## Extract
####################

A 19-year-old alleged hacker has been arrested and his computer equipment seized by Canadian police after he purportedly exploited the "Heartbleed" bug vulnerability to steal confidential information from the country's tax collection agency.
"Heartbleed," which takes advantage of a security gap in a popular open-source encryption program, was discovered last week, forcing companies to shore up their security and millions of people to update passwords. NPR's All Tech Considered did a very thorough explainer last week, which you can read here, as well as a "What Now?" story, here.
The Globe and Mail says Stephen Arthuro Solis-Reyes, a computer science student, was arrested at his home in London, Ontario, and charged with one count of mischief in relation to data.
Solis-Reyes is accused of exploiting the Heartbleed vulnerability to steal sensitive information, such as social security numbers, from servers of the Canada Revenue Agency, which is that country's equivalent of the U.S. Internal Revenue Service.
The Globe and Mail describes Solis-Reyes as "a second-year student at the University of Western Ontario. In 2012, he graduated from a London high school, Mother Teresa Catholic Secondary." It adds:
"He was part of a team from his secondary school that came first in a programming competition at the London District Catholic School Board. He is also the creator of a BlackBerry phone app that solves Sudoku puzzles, which was released while he was still in high school."

####################

## Objective 1
Rewrite the records from their first line through the line containing "panel-a-xtick-label-1590: 1590 <box>989", replacing "GO MF Terms" with "GO Molecular Function Terms" and leaving everything else as it is.

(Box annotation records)

####################

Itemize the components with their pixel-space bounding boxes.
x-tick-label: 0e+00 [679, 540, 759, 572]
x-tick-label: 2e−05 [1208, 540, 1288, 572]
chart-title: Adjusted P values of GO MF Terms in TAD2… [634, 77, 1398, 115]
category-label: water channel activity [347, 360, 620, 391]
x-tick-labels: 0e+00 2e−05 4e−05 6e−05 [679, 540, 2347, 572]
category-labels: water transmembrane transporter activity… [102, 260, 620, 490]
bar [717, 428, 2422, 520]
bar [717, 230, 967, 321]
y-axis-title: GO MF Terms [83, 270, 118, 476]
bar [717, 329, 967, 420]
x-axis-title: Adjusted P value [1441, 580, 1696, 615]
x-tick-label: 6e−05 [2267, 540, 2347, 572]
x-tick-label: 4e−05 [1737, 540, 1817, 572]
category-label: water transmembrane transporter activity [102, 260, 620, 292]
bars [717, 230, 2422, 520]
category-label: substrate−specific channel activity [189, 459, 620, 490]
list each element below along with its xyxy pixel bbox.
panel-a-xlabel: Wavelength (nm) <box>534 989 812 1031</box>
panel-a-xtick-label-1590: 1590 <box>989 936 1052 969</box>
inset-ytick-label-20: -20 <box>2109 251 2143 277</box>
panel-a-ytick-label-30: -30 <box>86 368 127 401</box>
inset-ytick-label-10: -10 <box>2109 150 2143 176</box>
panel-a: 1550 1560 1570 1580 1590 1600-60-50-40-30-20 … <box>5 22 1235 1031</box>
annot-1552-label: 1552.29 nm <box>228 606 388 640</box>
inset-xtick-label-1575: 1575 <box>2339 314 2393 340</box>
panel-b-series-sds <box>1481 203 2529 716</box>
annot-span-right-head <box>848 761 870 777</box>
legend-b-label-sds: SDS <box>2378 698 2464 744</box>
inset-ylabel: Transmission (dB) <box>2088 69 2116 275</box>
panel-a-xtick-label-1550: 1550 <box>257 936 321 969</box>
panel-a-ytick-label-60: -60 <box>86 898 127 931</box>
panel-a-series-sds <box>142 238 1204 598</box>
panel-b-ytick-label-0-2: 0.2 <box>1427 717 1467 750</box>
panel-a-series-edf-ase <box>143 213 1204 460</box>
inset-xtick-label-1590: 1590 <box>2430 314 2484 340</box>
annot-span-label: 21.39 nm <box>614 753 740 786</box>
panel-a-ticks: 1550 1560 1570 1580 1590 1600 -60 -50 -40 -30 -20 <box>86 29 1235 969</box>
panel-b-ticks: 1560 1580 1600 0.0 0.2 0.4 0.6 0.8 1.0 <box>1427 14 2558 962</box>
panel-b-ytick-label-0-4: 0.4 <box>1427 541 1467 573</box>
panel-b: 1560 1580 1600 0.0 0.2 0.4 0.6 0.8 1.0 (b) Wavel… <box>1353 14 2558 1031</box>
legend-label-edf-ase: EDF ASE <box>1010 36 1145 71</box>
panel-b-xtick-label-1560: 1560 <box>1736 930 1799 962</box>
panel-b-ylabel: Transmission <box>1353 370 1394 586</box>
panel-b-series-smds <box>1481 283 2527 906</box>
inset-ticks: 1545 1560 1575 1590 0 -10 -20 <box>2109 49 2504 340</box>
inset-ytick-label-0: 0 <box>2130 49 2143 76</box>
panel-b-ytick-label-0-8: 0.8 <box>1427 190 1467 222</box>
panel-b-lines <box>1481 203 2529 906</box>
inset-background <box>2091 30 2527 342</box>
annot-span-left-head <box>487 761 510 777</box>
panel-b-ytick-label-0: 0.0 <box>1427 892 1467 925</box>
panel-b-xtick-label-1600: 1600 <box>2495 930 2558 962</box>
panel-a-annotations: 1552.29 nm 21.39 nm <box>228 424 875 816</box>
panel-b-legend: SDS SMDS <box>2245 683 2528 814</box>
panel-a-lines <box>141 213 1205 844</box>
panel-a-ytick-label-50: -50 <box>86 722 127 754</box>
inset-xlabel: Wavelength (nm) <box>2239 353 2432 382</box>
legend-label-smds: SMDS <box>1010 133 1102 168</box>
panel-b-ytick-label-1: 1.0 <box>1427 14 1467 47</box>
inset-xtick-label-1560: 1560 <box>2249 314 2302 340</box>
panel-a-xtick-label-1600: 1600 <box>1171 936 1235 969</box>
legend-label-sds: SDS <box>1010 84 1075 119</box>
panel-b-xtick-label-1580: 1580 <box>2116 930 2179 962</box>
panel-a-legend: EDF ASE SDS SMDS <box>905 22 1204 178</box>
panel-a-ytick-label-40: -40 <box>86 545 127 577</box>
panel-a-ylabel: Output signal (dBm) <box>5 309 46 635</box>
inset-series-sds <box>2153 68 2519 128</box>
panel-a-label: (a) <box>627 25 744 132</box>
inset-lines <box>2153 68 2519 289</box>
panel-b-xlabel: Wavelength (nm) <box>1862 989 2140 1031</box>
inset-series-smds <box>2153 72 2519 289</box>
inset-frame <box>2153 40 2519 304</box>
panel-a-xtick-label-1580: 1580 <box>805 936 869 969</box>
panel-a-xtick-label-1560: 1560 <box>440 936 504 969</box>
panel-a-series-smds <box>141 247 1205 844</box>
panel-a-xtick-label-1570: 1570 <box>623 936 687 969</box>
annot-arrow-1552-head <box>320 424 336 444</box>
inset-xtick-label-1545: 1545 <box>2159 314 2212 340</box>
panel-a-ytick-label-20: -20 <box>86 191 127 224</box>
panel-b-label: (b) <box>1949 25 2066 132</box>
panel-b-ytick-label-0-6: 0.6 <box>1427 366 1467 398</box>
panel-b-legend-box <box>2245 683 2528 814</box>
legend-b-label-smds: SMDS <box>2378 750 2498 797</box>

####################

## Objective 2
Carry on the article about the Heartbleed arrest from its last sentence.

## Written response 1
Itemize the components with their pixel-space bounding boxes.
x-tick-label: 0e+00 [679, 540, 759, 572]
x-tick-label: 2e−05 [1208, 540, 1288, 572]
chart-title: Adjusted P values of GO Molecular Function Terms in TAD2… [634, 77, 1398, 115]
category-label: water channel activity [347, 360, 620, 391]
x-tick-labels: 0e+00 2e−05 4e−05 6e−05 [679, 540, 2347, 572]
category-labels: water transmembrane transporter activity… [102, 260, 620, 490]
bar [717, 428, 2422, 520]
bar [717, 230, 967, 321]
y-axis-title: GO Molecular Function Terms [83, 270, 118, 476]
bar [717, 329, 967, 420]
x-axis-title: Adjusted P value [1441, 580, 1696, 615]
x-tick-label: 6e−05 [2267, 540, 2347, 572]
x-tick-label: 4e−05 [1737, 540, 1817, 572]
category-label: water transmembrane transporter activity [102, 260, 620, 292]
bars [717, 230, 2422, 520]
category-label: substrate−specific channel activity [189, 459, 620, 490]
list each element below along with its xyxy pixel bbox.
panel-a-xlabel: Wavelength (nm) <box>534 989 812 1031</box>
panel-a-xtick-label-1590: 1590 <box>989 936 1052 969</box>

## Written response 2
In a statement, the Royal Canadian Mounted Police said it treated the security breach "as a high priority case and mobilized the necessary resources to resolve the matter as quickly as possible."
"Investigators from National Division, along with our counterparts in 'O' Division, have been working tirelessly over the last four days analyzing data, following leads, conducting interviews, obtaining and executing legal authorizations and liaising with our partners," RCMP Assistant Commissioner Gilles Michaud said.
The Washington Post says:
"The Heartbleed bug put many consumers' user names and passwords at risk. Undetected for two years, the bug quietly undermined the basic security of the Internet by leaving a gap in OpenSSL, an encryption technology used widely by businesses to protect sensitive data. By some estimates, the bug affected as much as two-thirds of the Internet; the flaw prompted thousands of Web users to change their passwords on Google, Yahoo, Facebook and other major services."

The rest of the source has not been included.